#### Supplied records

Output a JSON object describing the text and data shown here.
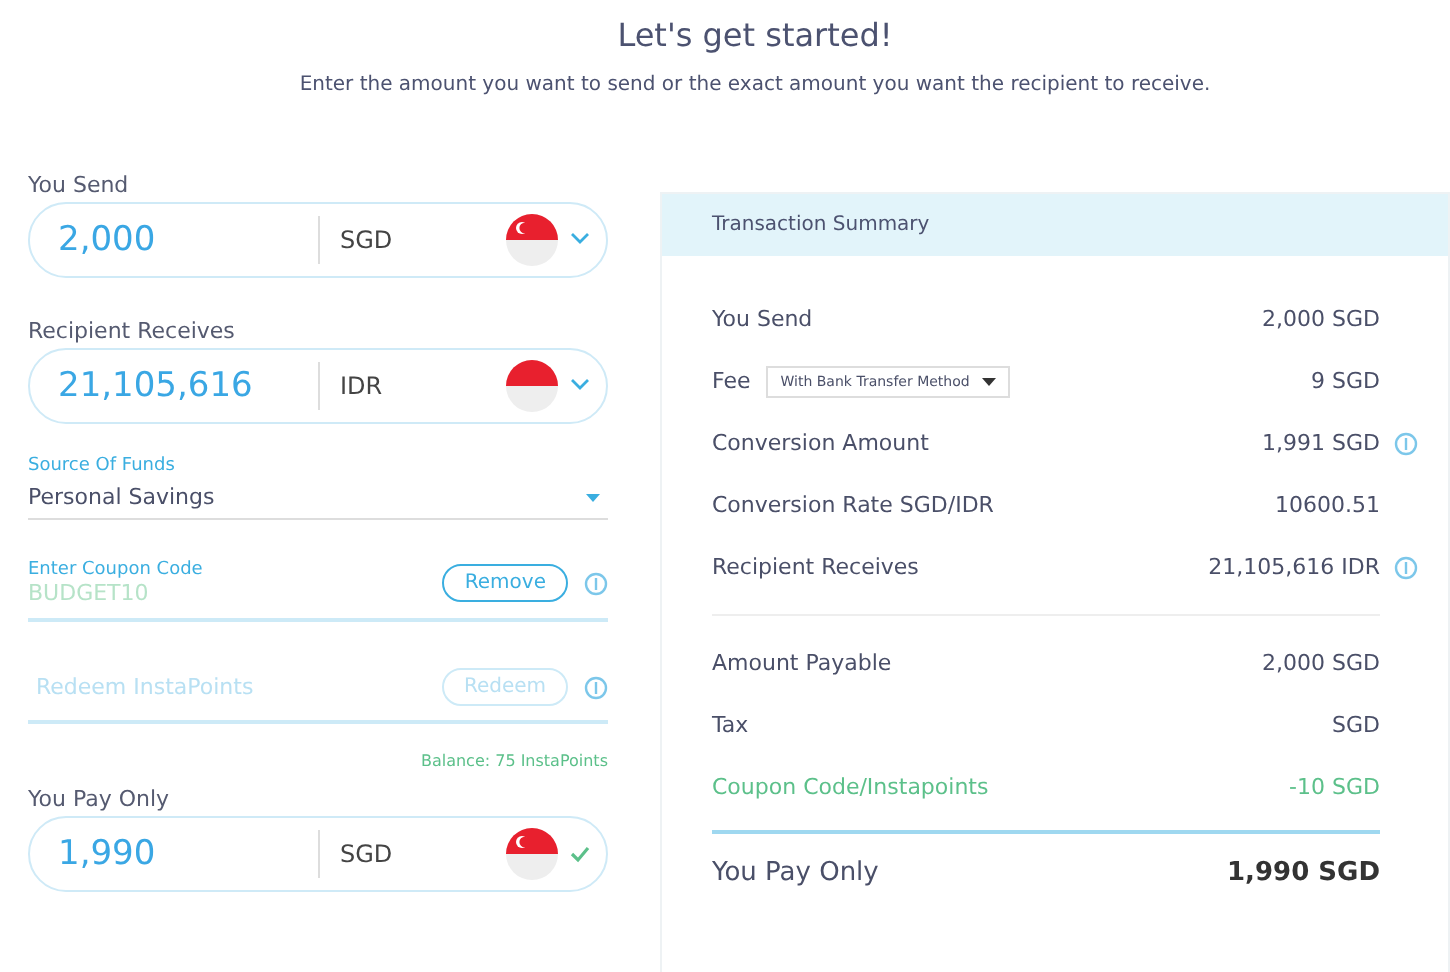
{
  "header": {
    "title": "Let's get started!",
    "subtitle": "Enter the amount you want to send or the exact amount you want the recipient to receive."
  },
  "form": {
    "send": {
      "label": "You Send",
      "amount": "2,000",
      "currency": "SGD",
      "emblem": true,
      "confirmed": false
    },
    "receive": {
      "label": "Recipient Receives",
      "amount": "21,105,616",
      "currency": "IDR",
      "emblem": false,
      "confirmed": false
    },
    "source": {
      "label": "Source Of Funds",
      "value": "Personal Savings"
    },
    "coupon": {
      "label": "Enter Coupon Code",
      "value": "BUDGET10",
      "button": "Remove",
      "disabled": false
    },
    "points": {
      "placeholder": "Redeem InstaPoints",
      "button": "Redeem",
      "disabled": true
    },
    "balance": "Balance: 75 InstaPoints",
    "pay": {
      "label": "You Pay Only",
      "amount": "1,990",
      "currency": "SGD",
      "emblem": true,
      "confirmed": true
    }
  },
  "summary": {
    "title": "Transaction Summary",
    "groups": [
      {
        "rows": [
          {
            "kind": "text",
            "label": "You Send",
            "value": "2,000 SGD",
            "info": false
          },
          {
            "kind": "select",
            "label": "Fee",
            "option": "With Bank Transfer Method",
            "value": "9 SGD",
            "info": false
          },
          {
            "kind": "text",
            "label": "Conversion Amount",
            "value": "1,991 SGD",
            "info": true
          },
          {
            "kind": "text",
            "label": "Conversion Rate SGD/IDR",
            "value": "10600.51",
            "info": false
          },
          {
            "kind": "text",
            "label": "Recipient Receives",
            "value": "21,105,616 IDR",
            "info": true
          }
        ]
      },
      {
        "rows": [
          {
            "kind": "text",
            "label": "Amount Payable",
            "value": "2,000 SGD",
            "info": false
          },
          {
            "kind": "text",
            "label": "Tax",
            "value": "SGD",
            "info": false
          },
          {
            "kind": "discount",
            "label": "Coupon Code/Instapoints",
            "value": "-10 SGD",
            "info": false
          }
        ]
      },
      {
        "rows": [
          {
            "kind": "total",
            "label": "You Pay Only",
            "value": "1,990 SGD",
            "info": false
          }
        ]
      }
    ]
  }
}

########

Go through the preceding material and copy each line that has the word "Only".

      "label": "You Pay Only",
            "label": "You Pay Only",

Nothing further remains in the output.